### [Problem to solve]
Pick out all lines in the listing holding the string "Read" and copy them.

══════

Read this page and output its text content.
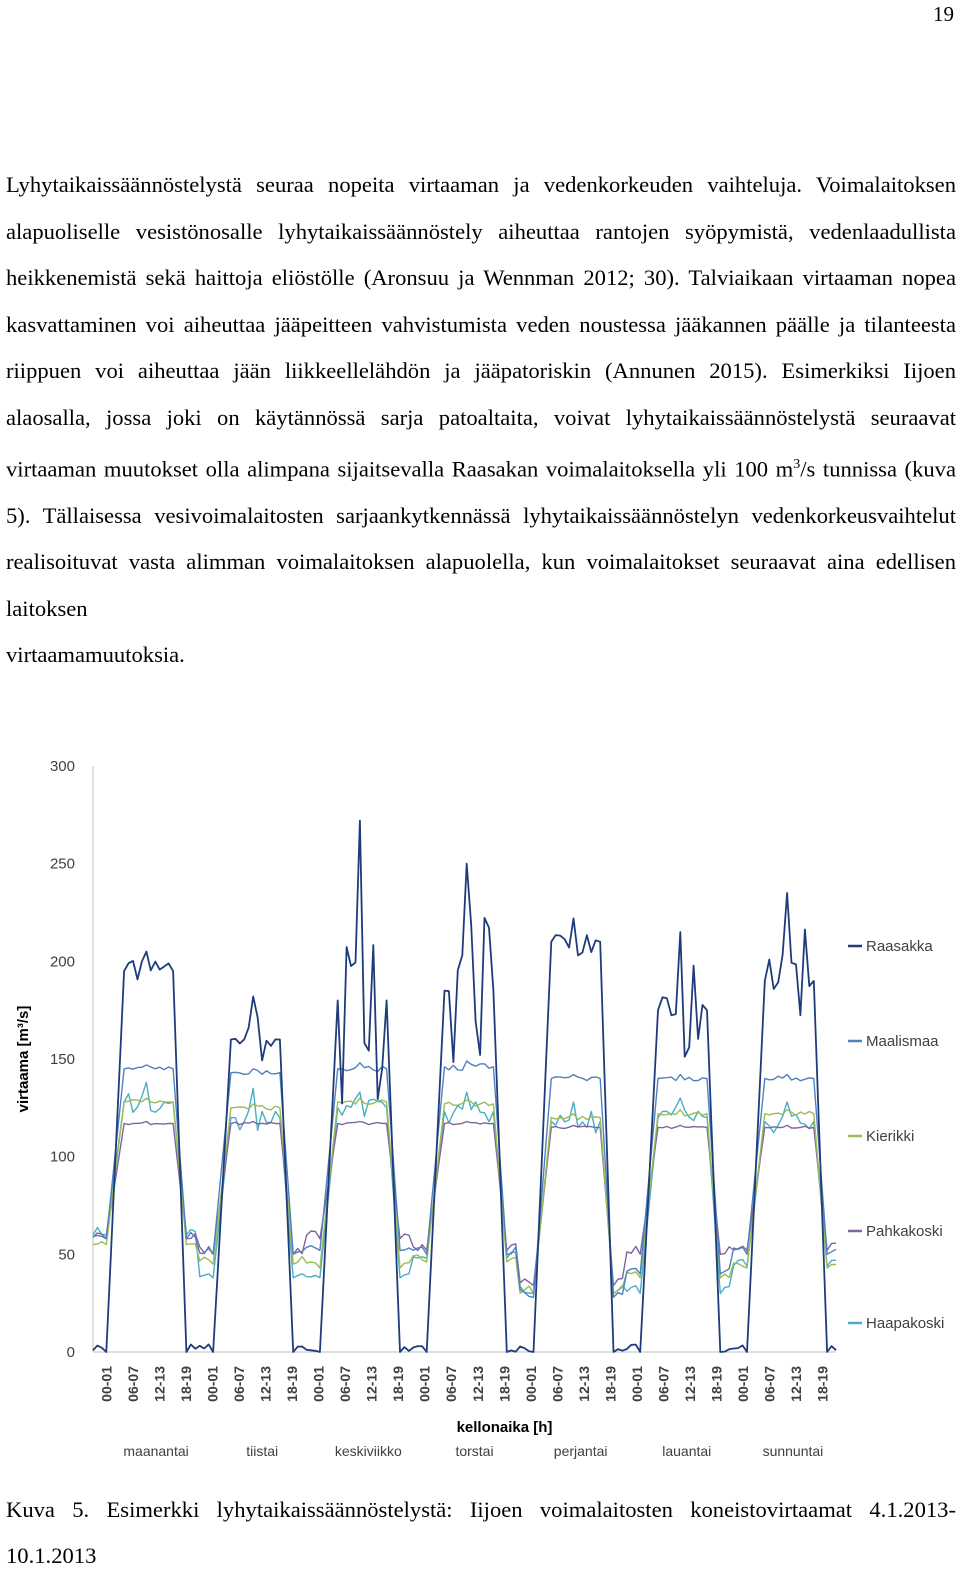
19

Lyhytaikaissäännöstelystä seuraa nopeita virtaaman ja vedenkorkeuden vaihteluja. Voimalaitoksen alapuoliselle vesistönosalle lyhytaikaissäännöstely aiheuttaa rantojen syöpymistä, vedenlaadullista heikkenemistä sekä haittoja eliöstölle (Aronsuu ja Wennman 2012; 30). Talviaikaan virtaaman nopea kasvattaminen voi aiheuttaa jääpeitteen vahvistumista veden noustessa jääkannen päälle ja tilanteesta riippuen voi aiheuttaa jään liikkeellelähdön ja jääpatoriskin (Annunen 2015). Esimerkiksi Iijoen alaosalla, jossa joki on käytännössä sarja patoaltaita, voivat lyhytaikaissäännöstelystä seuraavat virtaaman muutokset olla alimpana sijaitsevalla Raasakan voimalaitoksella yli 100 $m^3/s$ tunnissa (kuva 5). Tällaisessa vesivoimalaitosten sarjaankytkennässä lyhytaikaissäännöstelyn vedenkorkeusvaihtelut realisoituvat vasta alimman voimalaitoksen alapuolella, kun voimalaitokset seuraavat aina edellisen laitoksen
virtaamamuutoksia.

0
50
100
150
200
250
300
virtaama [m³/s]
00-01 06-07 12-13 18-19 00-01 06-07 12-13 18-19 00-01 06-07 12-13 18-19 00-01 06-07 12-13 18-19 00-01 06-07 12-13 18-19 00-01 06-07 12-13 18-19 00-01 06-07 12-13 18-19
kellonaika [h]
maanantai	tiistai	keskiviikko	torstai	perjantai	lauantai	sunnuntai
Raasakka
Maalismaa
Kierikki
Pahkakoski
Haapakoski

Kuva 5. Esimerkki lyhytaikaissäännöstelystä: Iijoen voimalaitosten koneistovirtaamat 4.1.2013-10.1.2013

══════

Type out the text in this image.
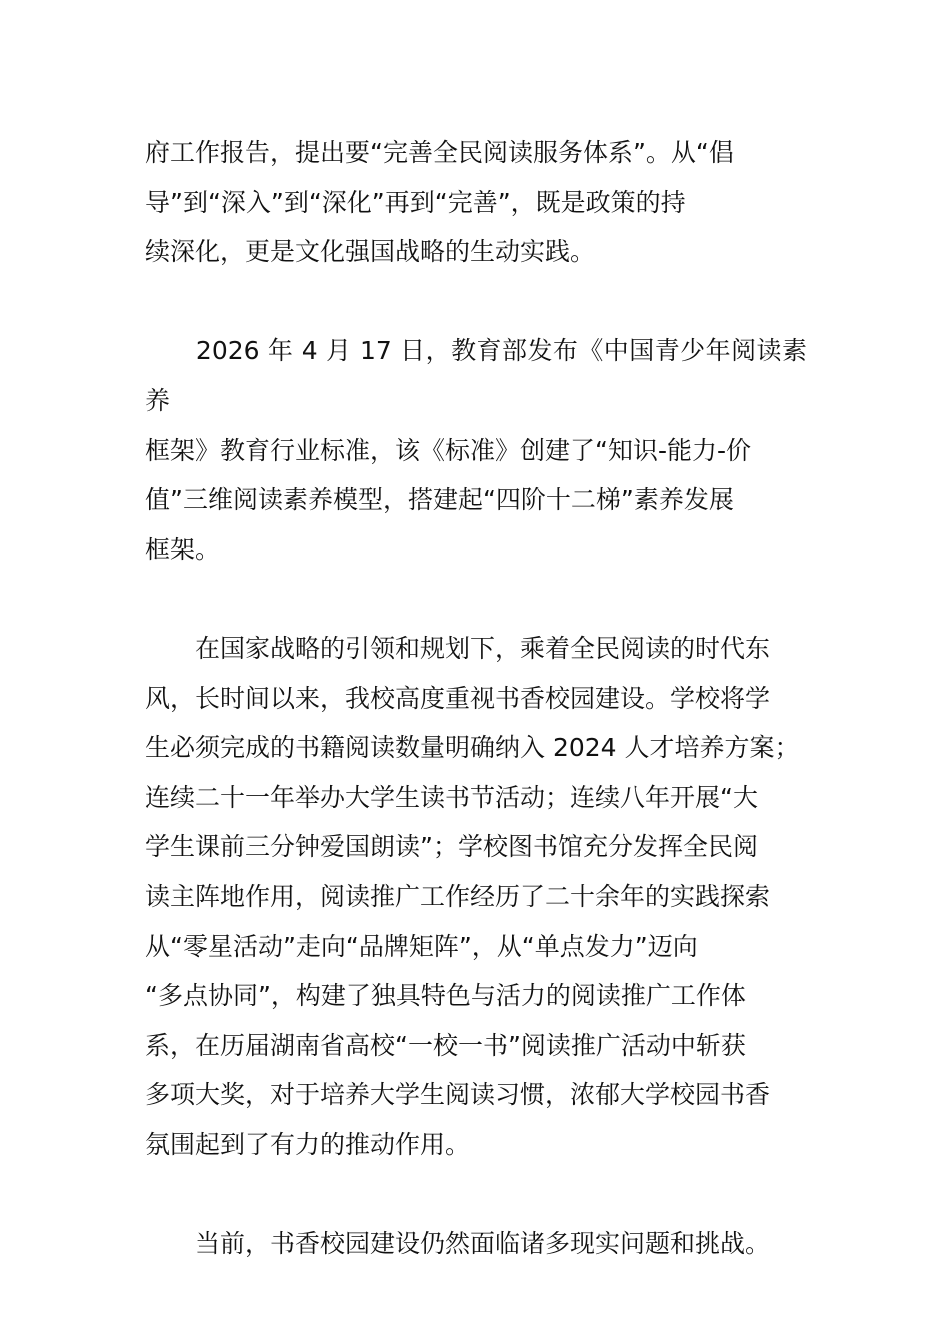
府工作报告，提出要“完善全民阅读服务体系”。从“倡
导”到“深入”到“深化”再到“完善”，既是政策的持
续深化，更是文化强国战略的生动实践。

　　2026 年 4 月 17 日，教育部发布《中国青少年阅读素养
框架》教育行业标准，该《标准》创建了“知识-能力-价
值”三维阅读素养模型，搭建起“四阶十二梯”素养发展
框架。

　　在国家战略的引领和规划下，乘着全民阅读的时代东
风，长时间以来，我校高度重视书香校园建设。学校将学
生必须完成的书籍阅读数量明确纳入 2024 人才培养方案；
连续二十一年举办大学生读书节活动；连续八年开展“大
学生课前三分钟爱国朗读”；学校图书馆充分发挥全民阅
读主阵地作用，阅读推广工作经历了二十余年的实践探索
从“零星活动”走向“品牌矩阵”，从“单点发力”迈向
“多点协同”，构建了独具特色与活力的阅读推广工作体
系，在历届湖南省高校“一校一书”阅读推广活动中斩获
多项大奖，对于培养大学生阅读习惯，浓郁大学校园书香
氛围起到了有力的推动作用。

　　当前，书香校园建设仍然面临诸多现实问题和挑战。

══════

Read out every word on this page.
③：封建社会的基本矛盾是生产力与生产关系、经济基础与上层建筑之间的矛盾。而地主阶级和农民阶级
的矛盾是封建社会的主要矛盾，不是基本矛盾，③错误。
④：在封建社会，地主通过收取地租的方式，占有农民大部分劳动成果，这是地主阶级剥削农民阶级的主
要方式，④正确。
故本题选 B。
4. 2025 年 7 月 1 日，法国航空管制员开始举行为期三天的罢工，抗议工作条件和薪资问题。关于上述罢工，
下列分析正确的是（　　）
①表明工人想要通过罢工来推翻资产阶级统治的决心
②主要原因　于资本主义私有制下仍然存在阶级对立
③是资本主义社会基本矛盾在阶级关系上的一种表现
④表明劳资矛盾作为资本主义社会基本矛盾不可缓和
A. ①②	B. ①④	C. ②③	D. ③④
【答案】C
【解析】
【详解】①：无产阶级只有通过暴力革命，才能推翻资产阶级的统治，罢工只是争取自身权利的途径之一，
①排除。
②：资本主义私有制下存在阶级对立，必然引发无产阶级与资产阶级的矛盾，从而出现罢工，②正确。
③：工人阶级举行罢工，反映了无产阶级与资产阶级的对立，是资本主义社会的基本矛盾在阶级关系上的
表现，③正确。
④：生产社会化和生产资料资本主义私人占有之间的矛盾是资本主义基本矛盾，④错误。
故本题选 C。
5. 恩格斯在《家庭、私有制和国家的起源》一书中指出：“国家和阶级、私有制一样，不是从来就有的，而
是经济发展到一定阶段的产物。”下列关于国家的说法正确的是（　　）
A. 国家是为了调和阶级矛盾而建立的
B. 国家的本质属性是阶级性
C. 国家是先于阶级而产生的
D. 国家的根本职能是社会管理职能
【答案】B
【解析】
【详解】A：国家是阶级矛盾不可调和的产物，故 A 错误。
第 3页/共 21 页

══════

### [Complete answer]
Read this page and output its text content.
Read out every word on this page.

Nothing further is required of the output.